Copy the data word for word, keeping every line.
-- START --
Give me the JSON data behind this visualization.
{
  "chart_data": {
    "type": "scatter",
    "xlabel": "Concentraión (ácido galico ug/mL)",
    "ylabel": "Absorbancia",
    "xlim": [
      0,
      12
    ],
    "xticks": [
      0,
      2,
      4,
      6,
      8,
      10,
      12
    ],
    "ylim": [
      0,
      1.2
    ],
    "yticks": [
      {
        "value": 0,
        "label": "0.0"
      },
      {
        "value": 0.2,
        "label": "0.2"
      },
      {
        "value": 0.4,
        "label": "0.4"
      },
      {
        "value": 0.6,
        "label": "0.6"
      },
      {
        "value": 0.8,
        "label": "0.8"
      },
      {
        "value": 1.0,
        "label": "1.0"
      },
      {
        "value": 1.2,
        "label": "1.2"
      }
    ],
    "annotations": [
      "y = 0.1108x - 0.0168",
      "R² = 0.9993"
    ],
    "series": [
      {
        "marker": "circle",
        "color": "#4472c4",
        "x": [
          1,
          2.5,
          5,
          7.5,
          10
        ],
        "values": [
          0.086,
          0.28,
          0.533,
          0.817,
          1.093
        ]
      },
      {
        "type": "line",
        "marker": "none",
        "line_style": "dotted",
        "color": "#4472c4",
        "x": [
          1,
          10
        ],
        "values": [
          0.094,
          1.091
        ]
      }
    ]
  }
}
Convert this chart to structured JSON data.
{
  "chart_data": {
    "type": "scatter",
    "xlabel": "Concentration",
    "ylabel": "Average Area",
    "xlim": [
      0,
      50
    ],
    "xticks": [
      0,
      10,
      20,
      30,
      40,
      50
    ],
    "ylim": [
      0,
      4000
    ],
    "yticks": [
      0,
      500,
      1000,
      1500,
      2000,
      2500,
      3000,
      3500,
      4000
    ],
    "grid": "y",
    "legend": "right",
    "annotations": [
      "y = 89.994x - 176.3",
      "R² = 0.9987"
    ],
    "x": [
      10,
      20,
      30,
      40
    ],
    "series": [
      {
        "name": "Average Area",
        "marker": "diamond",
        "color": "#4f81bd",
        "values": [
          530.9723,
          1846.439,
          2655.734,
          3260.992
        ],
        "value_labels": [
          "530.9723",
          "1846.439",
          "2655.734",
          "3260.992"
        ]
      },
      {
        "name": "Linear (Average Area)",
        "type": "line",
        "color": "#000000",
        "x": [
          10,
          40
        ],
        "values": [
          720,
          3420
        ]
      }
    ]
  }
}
-- END --
**Output of the task**
Give me the JSON data behind this visualization.
{
  "chart_data": {
    "type": "scatter",
    "xlabel": "Concentraión (ácido galico ug/mL)",
    "ylabel": "Absorbancia",
    "xlim": [
      0,
      12
    ],
    "xticks": [
      0,
      2,
      4,
      6,
      8,
      10,
      12
    ],
    "ylim": [
      0,
      1.2
    ],
    "yticks": [
      {
        "value": 0,
        "label": "0.0"
      },
      {
        "value": 0.2,
        "label": "0.2"
      },
      {
        "value": 0.4,
        "label": "0.4"
      },
      {
        "value": 0.6,
        "label": "0.6"
      },
      {
        "value": 0.8,
        "label": "0.8"
      },
      {
        "value": 1.0,
        "label": "1.0"
      },
      {
        "value": 1.2,
        "label": "1.2"
      }
    ],
    "annotations": [
      "y = 0.1108x - 0.0168",
      "R² = 0.9993"
    ],
    "series": [
      {
        "marker": "circle",
        "color": "#4472c4",
        "x": [
          1,
          2.5,
          5,
          7.5,
          10
        ],
        "values": [
          0.086,
          0.28,
          0.533,
          0.817,
          1.093
        ]
      },
      {
        "type": "line",
        "marker": "none",
        "line_style": "dotted",
        "color": "#4472c4",
        "x": [
          1,
          10
        ],
        "values": [
          0.094,
          1.091
        ]
      }
    ]
  }
}
Convert this chart to structured JSON data.
{
  "chart_data": {
    "type": "scatter",
    "xlabel": "Concentration",
    "ylabel": "Average Area",
    "xlim": [
      0,
      50
    ],
    "xticks": [
      0,
      10,
      20,
      30,
      40,
      50
    ],
    "ylim": [
      0,
      4000
    ],
    "yticks": [
      0,
      500,
      1000,
      1500,
      2000,
      2500,
      3000,
      3500,
      4000
    ],
    "grid": "y",
    "legend": "right",
    "annotations": [
      "y = 89.994x - 176.3",
      "R² = 0.9987"
    ],
    "x": [
      10,
      20,
      30,
      40
    ],
    "series": [
      {
        "name": "Average Area",
        "marker": "diamond",
        "color": "#4f81bd",
        "values": [
          530.9723,
          1846.439,
          2655.734,
          3260.992
        ],
        "value_labels": [
          "530.9723",
          "1846.439",
          "2655.734",
          "3260.992"
        ]
      },
      {
        "name": "Linear (Average Area)",
        "type": "line",
        "color": "#000000",
        "x": [
          10,
          40
        ],
        "values": [
          720,
          3420
        ]
      }
    ]
  }
}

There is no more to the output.